What the task requires:
A faithful transcription of all the data is required.

(Data items)
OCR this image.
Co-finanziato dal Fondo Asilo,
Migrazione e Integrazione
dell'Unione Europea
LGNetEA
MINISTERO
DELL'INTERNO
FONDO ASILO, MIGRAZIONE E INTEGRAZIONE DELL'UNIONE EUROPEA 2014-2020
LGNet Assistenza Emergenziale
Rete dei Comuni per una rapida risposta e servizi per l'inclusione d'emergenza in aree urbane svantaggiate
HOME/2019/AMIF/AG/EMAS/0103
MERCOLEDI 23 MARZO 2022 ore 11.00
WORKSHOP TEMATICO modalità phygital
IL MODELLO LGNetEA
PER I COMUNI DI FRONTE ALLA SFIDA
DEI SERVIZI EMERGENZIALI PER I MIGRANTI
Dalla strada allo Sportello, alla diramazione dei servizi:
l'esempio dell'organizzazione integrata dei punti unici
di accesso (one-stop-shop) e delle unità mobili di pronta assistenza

Final answer:
OCR this image.
Co-finanziato dal Fondo Asilo,
Migrazione e Integrazione
dell'Unione Europea
LGNetEA
MINISTERO
DELL'INTERNO
FONDO ASILO, MIGRAZIONE E INTEGRAZIONE DELL'UNIONE EUROPEA 2014-2020
LGNet Assistenza Emergenziale
Rete dei Comuni per una rapida risposta e servizi per l'inclusione d'emergenza in aree urbane svantaggiate
HOME/2019/AMIF/AG/EMAS/0103
MERCOLEDI 23 MARZO 2022 ore 11.00
WORKSHOP TEMATICO modalità phygital
IL MODELLO LGNetEA
PER I COMUNI DI FRONTE ALLA SFIDA
DEI SERVIZI EMERGENZIALI PER I MIGRANTI
Dalla strada allo Sportello, alla diramazione dei servizi:
l'esempio dell'organizzazione integrata dei punti unici
di accesso (one-stop-shop) e delle unità mobili di pronta assistenza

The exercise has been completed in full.